Dataset items
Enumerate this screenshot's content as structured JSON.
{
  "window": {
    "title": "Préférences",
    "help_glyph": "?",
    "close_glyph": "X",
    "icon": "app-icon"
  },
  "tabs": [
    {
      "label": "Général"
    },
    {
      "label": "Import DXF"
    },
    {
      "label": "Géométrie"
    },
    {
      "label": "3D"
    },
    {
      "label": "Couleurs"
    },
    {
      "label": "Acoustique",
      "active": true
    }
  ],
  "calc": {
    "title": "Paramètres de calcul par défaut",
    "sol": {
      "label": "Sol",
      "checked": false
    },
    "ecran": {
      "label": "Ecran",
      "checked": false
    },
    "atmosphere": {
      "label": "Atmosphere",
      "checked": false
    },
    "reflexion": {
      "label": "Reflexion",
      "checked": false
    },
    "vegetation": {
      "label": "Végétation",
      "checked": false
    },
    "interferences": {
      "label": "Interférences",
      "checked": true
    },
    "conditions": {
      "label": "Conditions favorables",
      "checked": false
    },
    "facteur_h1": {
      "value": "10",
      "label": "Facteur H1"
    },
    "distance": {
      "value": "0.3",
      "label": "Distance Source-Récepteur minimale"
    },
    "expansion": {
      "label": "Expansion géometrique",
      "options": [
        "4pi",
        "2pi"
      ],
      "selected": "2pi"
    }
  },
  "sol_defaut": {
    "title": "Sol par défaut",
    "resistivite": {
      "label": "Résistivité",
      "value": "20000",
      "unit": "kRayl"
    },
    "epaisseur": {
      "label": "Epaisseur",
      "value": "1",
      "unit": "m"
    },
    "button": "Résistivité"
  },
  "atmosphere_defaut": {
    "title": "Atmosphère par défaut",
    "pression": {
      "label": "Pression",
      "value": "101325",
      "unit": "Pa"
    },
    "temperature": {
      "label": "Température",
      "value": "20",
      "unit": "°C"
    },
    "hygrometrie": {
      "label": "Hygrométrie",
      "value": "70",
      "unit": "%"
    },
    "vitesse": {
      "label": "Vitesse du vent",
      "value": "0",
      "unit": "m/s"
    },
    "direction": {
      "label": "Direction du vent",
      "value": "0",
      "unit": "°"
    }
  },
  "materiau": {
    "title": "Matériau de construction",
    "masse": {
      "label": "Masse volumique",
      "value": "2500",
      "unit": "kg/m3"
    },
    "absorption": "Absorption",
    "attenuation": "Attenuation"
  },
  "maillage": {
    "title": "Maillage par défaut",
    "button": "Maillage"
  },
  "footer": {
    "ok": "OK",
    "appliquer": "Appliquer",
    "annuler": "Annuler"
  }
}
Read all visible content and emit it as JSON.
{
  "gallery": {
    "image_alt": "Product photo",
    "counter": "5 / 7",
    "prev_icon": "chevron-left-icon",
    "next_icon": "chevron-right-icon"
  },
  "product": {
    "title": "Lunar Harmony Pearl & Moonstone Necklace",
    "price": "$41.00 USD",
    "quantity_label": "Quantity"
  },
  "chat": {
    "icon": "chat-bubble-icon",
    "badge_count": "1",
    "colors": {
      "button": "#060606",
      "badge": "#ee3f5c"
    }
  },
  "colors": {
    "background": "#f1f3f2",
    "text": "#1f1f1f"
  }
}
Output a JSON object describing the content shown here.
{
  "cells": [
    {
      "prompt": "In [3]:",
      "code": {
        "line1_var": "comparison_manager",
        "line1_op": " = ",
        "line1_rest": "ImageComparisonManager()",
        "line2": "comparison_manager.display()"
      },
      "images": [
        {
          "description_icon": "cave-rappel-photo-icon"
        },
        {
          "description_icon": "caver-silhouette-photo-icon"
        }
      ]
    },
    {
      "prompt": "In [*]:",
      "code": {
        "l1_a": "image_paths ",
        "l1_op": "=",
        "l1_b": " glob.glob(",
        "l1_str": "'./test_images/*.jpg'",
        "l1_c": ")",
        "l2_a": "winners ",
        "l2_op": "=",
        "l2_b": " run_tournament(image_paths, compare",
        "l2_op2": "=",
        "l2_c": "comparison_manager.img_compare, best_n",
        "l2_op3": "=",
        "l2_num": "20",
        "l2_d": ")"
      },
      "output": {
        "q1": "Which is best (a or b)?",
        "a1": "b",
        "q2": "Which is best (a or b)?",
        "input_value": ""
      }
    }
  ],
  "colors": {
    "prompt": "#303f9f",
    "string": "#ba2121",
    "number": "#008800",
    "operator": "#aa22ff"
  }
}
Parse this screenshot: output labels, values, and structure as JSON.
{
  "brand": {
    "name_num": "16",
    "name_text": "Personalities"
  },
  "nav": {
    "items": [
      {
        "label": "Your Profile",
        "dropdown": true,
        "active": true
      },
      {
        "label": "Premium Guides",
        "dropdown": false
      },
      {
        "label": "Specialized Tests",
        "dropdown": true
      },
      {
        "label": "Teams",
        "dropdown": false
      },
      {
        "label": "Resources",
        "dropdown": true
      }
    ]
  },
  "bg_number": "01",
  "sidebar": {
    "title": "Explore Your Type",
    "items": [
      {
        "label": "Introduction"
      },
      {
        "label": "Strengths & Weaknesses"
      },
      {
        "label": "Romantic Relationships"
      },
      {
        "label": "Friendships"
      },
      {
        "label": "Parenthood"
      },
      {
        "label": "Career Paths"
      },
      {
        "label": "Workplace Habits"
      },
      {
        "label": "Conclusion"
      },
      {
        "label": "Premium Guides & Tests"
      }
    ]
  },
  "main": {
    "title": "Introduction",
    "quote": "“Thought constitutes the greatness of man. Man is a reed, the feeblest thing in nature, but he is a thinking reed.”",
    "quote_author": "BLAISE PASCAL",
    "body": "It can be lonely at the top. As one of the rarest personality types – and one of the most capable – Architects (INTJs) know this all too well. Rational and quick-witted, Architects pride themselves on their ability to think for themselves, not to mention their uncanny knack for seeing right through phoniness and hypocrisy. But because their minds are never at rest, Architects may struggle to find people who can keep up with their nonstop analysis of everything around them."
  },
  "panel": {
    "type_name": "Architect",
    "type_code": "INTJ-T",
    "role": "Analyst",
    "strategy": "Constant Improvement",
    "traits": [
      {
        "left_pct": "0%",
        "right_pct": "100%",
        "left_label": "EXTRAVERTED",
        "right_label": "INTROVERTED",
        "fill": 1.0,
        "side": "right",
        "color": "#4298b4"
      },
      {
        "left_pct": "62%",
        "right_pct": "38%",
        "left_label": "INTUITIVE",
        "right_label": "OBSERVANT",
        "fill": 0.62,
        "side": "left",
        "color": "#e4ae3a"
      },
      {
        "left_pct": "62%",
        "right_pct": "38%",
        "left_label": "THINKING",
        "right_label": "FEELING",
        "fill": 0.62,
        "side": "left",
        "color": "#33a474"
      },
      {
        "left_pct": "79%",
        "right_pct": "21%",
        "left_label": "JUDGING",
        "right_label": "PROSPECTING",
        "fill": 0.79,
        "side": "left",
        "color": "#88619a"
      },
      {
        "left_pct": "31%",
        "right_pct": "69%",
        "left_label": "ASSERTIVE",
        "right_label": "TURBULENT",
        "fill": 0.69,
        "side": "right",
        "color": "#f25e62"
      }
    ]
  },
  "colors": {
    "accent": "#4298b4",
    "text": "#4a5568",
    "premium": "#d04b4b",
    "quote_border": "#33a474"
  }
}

→ **The task**:
From the data above, copy each line that has the string "Introduction".

→ **Exercise response**:
        "label": "Introduction"
    "title": "Introduction",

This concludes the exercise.